▶ **WHAT IS NEEDED**
Repeat every line of the listing below without any change, leaving out the pictures.

** START OF SUPPLIED MATERIAL **

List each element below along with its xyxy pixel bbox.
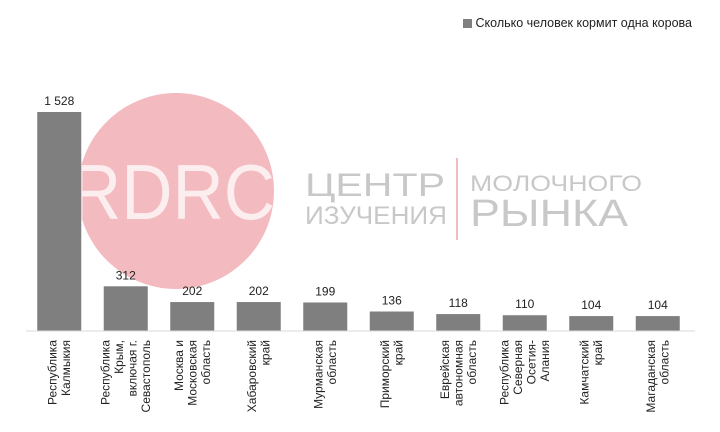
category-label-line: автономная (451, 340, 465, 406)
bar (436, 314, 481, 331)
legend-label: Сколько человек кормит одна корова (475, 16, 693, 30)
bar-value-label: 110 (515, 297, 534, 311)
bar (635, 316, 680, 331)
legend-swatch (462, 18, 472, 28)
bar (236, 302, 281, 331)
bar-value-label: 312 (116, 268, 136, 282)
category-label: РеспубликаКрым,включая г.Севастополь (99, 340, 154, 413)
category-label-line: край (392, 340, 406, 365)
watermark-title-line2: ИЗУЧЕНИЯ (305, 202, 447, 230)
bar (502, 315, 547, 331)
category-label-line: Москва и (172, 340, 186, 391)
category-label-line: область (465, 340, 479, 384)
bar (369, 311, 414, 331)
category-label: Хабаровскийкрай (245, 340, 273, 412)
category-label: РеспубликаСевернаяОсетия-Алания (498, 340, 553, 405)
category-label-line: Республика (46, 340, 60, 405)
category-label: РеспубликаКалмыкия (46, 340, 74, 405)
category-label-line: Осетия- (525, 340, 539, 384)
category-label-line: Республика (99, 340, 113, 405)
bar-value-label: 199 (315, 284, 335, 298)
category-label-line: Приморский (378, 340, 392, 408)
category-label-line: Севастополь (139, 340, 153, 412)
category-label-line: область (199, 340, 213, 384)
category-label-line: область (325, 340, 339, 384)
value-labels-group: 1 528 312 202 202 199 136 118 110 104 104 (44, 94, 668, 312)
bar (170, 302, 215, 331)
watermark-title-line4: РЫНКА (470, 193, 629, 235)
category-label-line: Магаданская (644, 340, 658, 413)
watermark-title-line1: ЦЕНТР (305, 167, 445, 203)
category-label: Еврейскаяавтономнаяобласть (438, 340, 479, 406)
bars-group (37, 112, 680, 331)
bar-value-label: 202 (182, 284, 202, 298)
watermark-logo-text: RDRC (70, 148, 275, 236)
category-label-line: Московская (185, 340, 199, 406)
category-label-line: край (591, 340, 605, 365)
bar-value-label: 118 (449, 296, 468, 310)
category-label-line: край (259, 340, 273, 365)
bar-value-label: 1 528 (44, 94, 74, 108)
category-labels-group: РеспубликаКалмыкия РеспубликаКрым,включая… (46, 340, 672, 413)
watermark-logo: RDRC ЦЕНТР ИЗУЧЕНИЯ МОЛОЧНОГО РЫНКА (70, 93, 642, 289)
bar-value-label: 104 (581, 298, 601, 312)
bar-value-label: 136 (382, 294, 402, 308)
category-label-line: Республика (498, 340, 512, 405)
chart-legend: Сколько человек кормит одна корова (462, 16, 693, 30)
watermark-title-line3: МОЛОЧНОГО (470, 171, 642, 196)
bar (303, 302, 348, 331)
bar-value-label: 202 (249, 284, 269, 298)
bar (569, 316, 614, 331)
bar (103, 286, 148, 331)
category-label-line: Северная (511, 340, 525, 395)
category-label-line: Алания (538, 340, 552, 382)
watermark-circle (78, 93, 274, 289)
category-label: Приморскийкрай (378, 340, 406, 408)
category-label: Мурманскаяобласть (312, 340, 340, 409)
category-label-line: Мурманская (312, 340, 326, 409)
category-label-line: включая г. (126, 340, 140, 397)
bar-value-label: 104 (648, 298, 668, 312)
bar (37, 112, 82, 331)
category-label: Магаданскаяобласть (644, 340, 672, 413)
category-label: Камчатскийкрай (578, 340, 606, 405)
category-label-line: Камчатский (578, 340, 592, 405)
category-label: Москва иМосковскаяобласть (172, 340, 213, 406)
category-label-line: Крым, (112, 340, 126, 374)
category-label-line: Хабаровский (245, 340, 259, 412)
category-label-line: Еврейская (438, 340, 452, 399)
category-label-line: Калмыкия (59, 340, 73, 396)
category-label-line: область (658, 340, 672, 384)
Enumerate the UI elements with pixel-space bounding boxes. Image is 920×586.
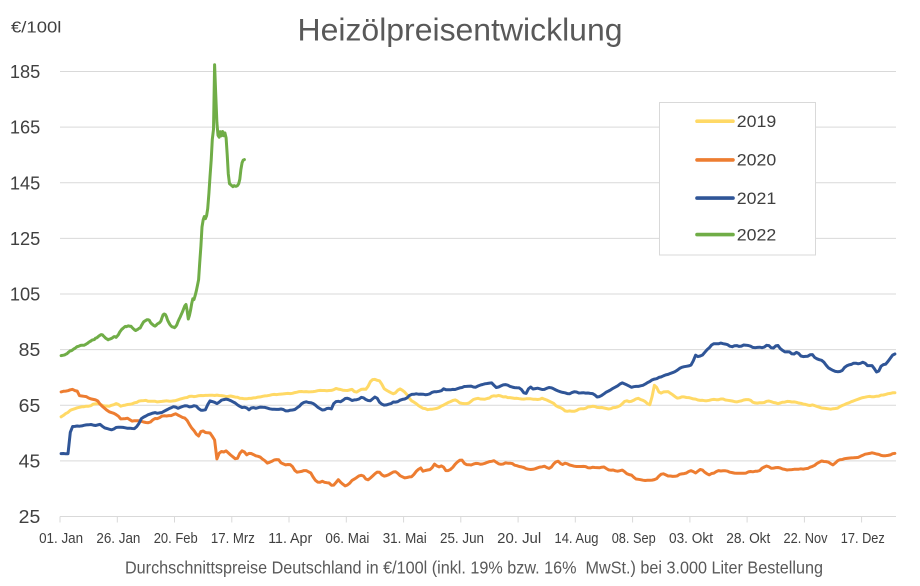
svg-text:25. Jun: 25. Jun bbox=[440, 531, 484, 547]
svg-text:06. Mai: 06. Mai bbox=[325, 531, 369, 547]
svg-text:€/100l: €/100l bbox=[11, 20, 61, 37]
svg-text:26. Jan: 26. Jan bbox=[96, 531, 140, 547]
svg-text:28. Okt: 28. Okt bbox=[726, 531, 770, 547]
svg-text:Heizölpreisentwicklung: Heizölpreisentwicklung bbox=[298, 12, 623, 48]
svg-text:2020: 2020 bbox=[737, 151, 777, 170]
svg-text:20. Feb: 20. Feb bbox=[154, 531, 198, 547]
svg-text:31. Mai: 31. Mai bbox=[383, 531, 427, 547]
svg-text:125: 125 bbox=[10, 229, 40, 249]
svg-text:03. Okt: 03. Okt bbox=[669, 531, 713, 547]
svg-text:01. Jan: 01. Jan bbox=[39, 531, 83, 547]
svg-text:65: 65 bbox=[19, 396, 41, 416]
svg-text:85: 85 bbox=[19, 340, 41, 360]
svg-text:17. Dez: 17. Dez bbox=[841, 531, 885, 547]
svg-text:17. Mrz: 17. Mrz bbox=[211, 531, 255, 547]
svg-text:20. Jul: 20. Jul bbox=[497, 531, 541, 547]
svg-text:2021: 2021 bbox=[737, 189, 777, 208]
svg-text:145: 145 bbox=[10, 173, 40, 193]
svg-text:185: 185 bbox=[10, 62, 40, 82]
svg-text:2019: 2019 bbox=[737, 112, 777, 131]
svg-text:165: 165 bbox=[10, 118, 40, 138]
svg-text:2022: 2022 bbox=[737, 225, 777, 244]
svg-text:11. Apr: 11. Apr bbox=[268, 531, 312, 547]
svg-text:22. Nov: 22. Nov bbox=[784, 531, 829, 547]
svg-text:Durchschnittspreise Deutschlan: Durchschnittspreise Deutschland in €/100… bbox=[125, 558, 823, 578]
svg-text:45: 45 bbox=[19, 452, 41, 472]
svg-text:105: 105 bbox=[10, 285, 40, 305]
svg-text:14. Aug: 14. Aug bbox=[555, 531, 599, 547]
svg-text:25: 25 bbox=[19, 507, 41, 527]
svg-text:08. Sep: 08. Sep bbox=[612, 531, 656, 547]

** END OF SUPPLIED MATERIAL **

▶ **SOLUTION**
List each element below along with its xyxy pixel bbox.
category-label-line: автономная (451, 340, 465, 406)
bar (436, 314, 481, 331)
legend-label: Сколько человек кормит одна корова (475, 16, 693, 30)
bar-value-label: 110 (515, 297, 534, 311)
bar (635, 316, 680, 331)
legend-swatch (462, 18, 472, 28)
bar (236, 302, 281, 331)
bar-value-label: 312 (116, 268, 136, 282)
category-label: РеспубликаКрым,включая г.Севастополь (99, 340, 154, 413)
category-label-line: край (392, 340, 406, 365)
watermark-title-line2: ИЗУЧЕНИЯ (305, 202, 447, 230)
bar (502, 315, 547, 331)
category-label-line: Москва и (172, 340, 186, 391)
category-label-line: область (465, 340, 479, 384)
bar (369, 311, 414, 331)
category-label: Хабаровскийкрай (245, 340, 273, 412)
category-label: РеспубликаСевернаяОсетия-Алания (498, 340, 553, 405)
category-label-line: Республика (46, 340, 60, 405)
category-label: РеспубликаКалмыкия (46, 340, 74, 405)
category-label-line: Осетия- (525, 340, 539, 384)
category-label-line: Республика (99, 340, 113, 405)
bar-value-label: 199 (315, 284, 335, 298)
category-label-line: Приморский (378, 340, 392, 408)
category-label-line: Севастополь (139, 340, 153, 412)
category-label-line: область (199, 340, 213, 384)
category-label-line: область (325, 340, 339, 384)
value-labels-group: 1 528 312 202 202 199 136 118 110 104 104 (44, 94, 668, 312)
bar (170, 302, 215, 331)
watermark-title-line4: РЫНКА (470, 193, 629, 235)
category-label-line: Магаданская (644, 340, 658, 413)
watermark-title-line1: ЦЕНТР (305, 167, 445, 203)
category-label: Еврейскаяавтономнаяобласть (438, 340, 479, 406)
bars-group (37, 112, 680, 331)
bar-value-label: 202 (182, 284, 202, 298)
watermark-logo-text: RDRC (70, 148, 275, 236)
category-label-line: Московская (185, 340, 199, 406)
category-label-line: край (591, 340, 605, 365)
bar-value-label: 118 (449, 296, 468, 310)
category-label-line: край (259, 340, 273, 365)
bar-value-label: 1 528 (44, 94, 74, 108)
category-labels-group: РеспубликаКалмыкия РеспубликаКрым,включая… (46, 340, 672, 413)
watermark-logo: RDRC ЦЕНТР ИЗУЧЕНИЯ МОЛОЧНОГО РЫНКА (70, 93, 642, 289)
bar-value-label: 104 (581, 298, 601, 312)
bar-value-label: 136 (382, 294, 402, 308)
category-label-line: Республика (498, 340, 512, 405)
chart-legend: Сколько человек кормит одна корова (462, 16, 693, 30)
watermark-title-line3: МОЛОЧНОГО (470, 171, 642, 196)
bar (303, 302, 348, 331)
bar-value-label: 202 (249, 284, 269, 298)
bar (569, 316, 614, 331)
bar (103, 286, 148, 331)
category-label-line: Северная (511, 340, 525, 395)
category-label-line: Алания (538, 340, 552, 382)
watermark-circle (78, 93, 274, 289)
category-label: Приморскийкрай (378, 340, 406, 408)
category-label: Мурманскаяобласть (312, 340, 340, 409)
category-label-line: Мурманская (312, 340, 326, 409)
category-label-line: включая г. (126, 340, 140, 397)
bar-value-label: 104 (648, 298, 668, 312)
bar (37, 112, 82, 331)
category-label: Магаданскаяобласть (644, 340, 672, 413)
category-label: Камчатскийкрай (578, 340, 606, 405)
category-label-line: Камчатский (578, 340, 592, 405)
category-label: Москва иМосковскаяобласть (172, 340, 213, 406)
category-label-line: Крым, (112, 340, 126, 374)
category-label-line: Хабаровский (245, 340, 259, 412)
category-label-line: Еврейская (438, 340, 452, 399)
category-label-line: Калмыкия (59, 340, 73, 396)
category-label-line: область (658, 340, 672, 384)
Enumerate the UI elements with pixel-space bounding boxes. Image is 920×586.
svg-text:25. Jun: 25. Jun bbox=[440, 531, 484, 547]
svg-text:06. Mai: 06. Mai bbox=[325, 531, 369, 547]
svg-text:€/100l: €/100l bbox=[11, 20, 61, 37]
svg-text:26. Jan: 26. Jan bbox=[96, 531, 140, 547]
svg-text:28. Okt: 28. Okt bbox=[726, 531, 770, 547]
svg-text:Heizölpreisentwicklung: Heizölpreisentwicklung bbox=[298, 12, 623, 48]
svg-text:2020: 2020 bbox=[737, 151, 777, 170]
svg-text:20. Feb: 20. Feb bbox=[154, 531, 198, 547]
svg-text:31. Mai: 31. Mai bbox=[383, 531, 427, 547]
svg-text:125: 125 bbox=[10, 229, 40, 249]
svg-text:03. Okt: 03. Okt bbox=[669, 531, 713, 547]
svg-text:01. Jan: 01. Jan bbox=[39, 531, 83, 547]
svg-text:65: 65 bbox=[19, 396, 41, 416]
svg-text:85: 85 bbox=[19, 340, 41, 360]
svg-text:17. Dez: 17. Dez bbox=[841, 531, 885, 547]
svg-text:17. Mrz: 17. Mrz bbox=[211, 531, 255, 547]
svg-text:20. Jul: 20. Jul bbox=[497, 531, 541, 547]
svg-text:2021: 2021 bbox=[737, 189, 777, 208]
svg-text:145: 145 bbox=[10, 173, 40, 193]
svg-text:185: 185 bbox=[10, 62, 40, 82]
svg-text:2019: 2019 bbox=[737, 112, 777, 131]
svg-text:165: 165 bbox=[10, 118, 40, 138]
svg-text:2022: 2022 bbox=[737, 225, 777, 244]
svg-text:11. Apr: 11. Apr bbox=[268, 531, 312, 547]
svg-text:22. Nov: 22. Nov bbox=[784, 531, 829, 547]
svg-text:Durchschnittspreise Deutschlan: Durchschnittspreise Deutschland in €/100… bbox=[125, 558, 823, 578]
svg-text:45: 45 bbox=[19, 452, 41, 472]
svg-text:105: 105 bbox=[10, 285, 40, 305]
svg-text:14. Aug: 14. Aug bbox=[555, 531, 599, 547]
svg-text:25: 25 bbox=[19, 507, 41, 527]
svg-text:08. Sep: 08. Sep bbox=[612, 531, 656, 547]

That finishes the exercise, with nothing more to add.